Set task. Render every line of the material below as a Markdown table with the columns Row and Line, numbering the rows and skipping blank lines. Leave the pictures out of the table.

Input records.
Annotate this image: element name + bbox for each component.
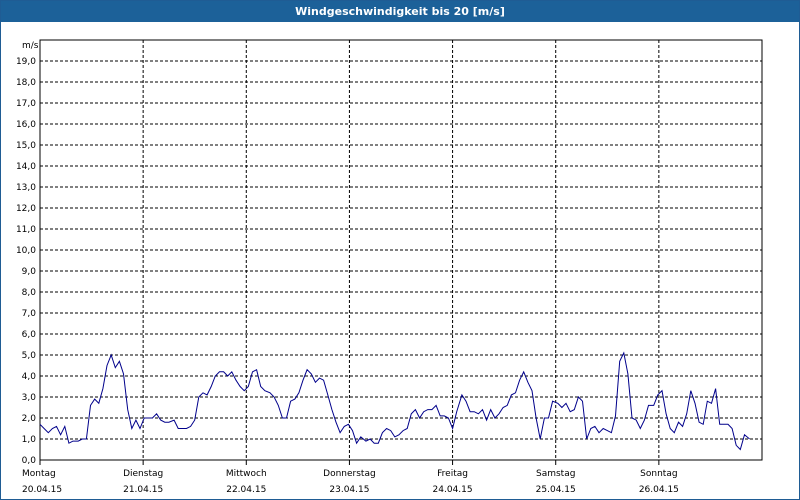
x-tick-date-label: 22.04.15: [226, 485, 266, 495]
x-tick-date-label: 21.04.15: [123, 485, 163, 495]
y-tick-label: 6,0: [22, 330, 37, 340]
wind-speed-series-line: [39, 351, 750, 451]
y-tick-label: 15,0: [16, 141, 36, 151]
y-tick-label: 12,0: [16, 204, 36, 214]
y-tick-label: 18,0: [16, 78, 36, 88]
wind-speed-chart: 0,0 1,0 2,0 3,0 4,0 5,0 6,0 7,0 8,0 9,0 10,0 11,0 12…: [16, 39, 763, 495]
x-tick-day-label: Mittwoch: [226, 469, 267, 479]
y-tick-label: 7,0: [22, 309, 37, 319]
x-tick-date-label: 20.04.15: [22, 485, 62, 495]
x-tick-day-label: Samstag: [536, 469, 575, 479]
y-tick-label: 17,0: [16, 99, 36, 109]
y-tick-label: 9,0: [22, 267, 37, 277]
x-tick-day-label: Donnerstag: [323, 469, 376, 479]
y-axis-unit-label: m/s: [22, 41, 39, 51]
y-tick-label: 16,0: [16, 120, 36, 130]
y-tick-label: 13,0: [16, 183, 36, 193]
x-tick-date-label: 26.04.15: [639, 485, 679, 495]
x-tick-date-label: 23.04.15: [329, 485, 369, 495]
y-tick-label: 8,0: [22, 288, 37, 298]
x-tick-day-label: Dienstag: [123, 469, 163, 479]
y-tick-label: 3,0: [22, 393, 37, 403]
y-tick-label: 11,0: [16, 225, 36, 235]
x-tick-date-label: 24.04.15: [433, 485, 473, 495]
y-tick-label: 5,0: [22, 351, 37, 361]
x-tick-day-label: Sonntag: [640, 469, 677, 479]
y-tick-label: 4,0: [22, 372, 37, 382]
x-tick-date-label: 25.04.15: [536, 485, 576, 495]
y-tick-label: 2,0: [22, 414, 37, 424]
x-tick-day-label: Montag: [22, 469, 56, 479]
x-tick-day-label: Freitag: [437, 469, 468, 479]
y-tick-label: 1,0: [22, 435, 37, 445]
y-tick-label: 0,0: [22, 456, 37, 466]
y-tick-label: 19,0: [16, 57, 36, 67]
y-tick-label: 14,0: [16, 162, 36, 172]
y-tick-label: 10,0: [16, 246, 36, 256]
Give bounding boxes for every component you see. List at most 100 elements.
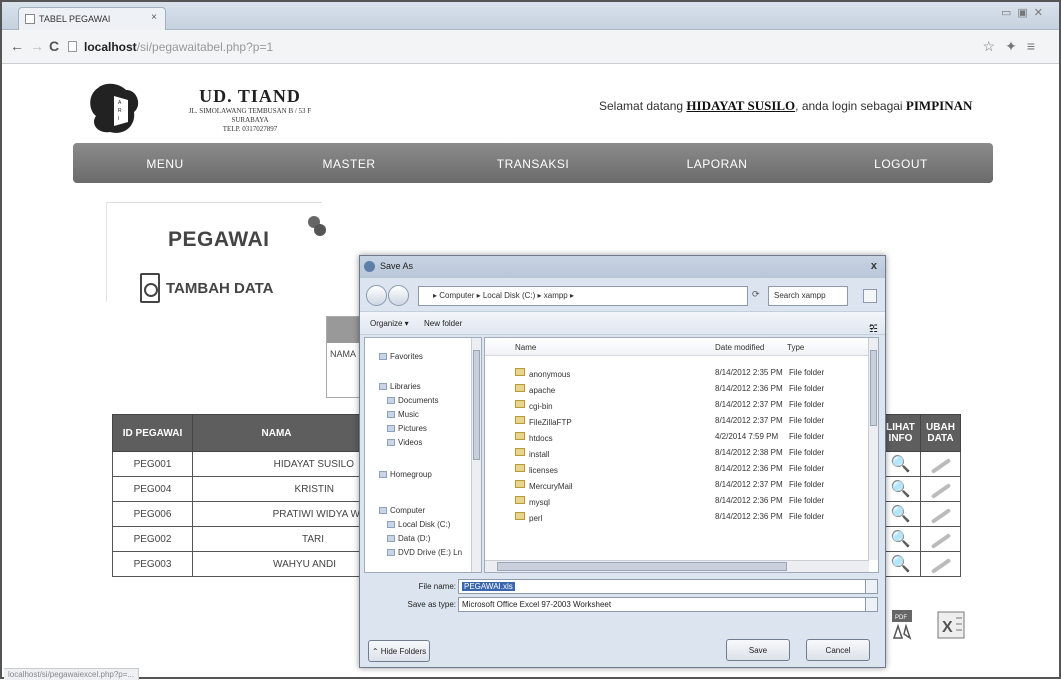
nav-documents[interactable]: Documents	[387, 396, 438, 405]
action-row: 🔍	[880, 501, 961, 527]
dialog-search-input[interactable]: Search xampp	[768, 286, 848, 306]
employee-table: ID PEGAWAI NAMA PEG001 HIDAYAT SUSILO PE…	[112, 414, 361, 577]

Exercise answer.
| Row | Line |
|---|---|
| 1 | Annotate this image: element name + bbox for each component. |
| 2 | x-tick-date-label: 22.04.15: [226, 485, 266, 495] |
| 3 | x-tick-date-label: 21.04.15: [123, 485, 163, 495] |
| 4 | y-tick-label: 6,0: [22, 330, 37, 340] |
| 5 | wind-speed-series-line: [39, 351, 750, 451] |
| 6 | y-tick-label: 15,0: [16, 141, 36, 151] |
| 7 | y-tick-label: 12,0: [16, 204, 36, 214] |
| 8 | y-tick-label: 18,0: [16, 78, 36, 88] |
| 9 | wind-speed-chart: 0,0 1,0 2,0 3,0 4,0 5,0 6,0 7,0 8,0 9,0 10,0 11,0 12…: [16, 39, 763, 495] |
| 10 | x-tick-day-label: Mittwoch: [226, 469, 267, 479] |
| 11 | y-tick-label: 7,0: [22, 309, 37, 319] |
| 12 | x-tick-date-label: 20.04.15: [22, 485, 62, 495] |
| 13 | x-tick-day-label: Samstag: [536, 469, 575, 479] |
| 14 | y-tick-label: 17,0: [16, 99, 36, 109] |
| 15 | y-tick-label: 9,0: [22, 267, 37, 277] |
| 16 | x-tick-day-label: Donnerstag: [323, 469, 376, 479] |
| 17 | y-axis-unit-label: m/s: [22, 41, 39, 51] |
| 18 | y-tick-label: 16,0: [16, 120, 36, 130] |
| 19 | y-tick-label: 13,0: [16, 183, 36, 193] |
| 20 | x-tick-date-label: 26.04.15: [639, 485, 679, 495] |
| 21 | x-tick-date-label: 23.04.15: [329, 485, 369, 495] |
| 22 | y-tick-label: 8,0: [22, 288, 37, 298] |
| 23 | x-tick-day-label: Dienstag: [123, 469, 163, 479] |
| 24 | y-tick-label: 3,0: [22, 393, 37, 403] |
| 25 | y-tick-label: 11,0: [16, 225, 36, 235] |
| 26 | x-tick-date-label: 24.04.15: [433, 485, 473, 495] |
| 27 | y-tick-label: 5,0: [22, 351, 37, 361] |
| 28 | x-tick-day-label: Sonntag: [640, 469, 677, 479] |
| 29 | y-tick-label: 4,0: [22, 372, 37, 382] |
| 30 | x-tick-date-label: 25.04.15: [536, 485, 576, 495] |
| 31 | y-tick-label: 2,0: [22, 414, 37, 424] |
| 32 | x-tick-day-label: Montag: [22, 469, 56, 479] |
| 33 | x-tick-day-label: Freitag: [437, 469, 468, 479] |
| 34 | y-tick-label: 1,0: [22, 435, 37, 445] |
| 35 | y-tick-label: 0,0: [22, 456, 37, 466] |
| 36 | y-tick-label: 19,0: [16, 57, 36, 67] |
| 37 | y-tick-label: 14,0: [16, 162, 36, 172] |
| 38 | y-tick-label: 10,0: [16, 246, 36, 256] |
| 39 | Give bounding boxes for every component you see. List at most 100 elements. |
| 40 | nav-documents[interactable]: Documents	[387, 396, 438, 405] |
| 41 | action-row: 🔍	[880, 501, 961, 527] |
| 42 | dialog-search-input[interactable]: Search xampp	[768, 286, 848, 306] |
| 43 | employee-table: ID PEGAWAI NAMA PEG001 HIDAYAT SUSILO PE…	[112, 414, 361, 577] |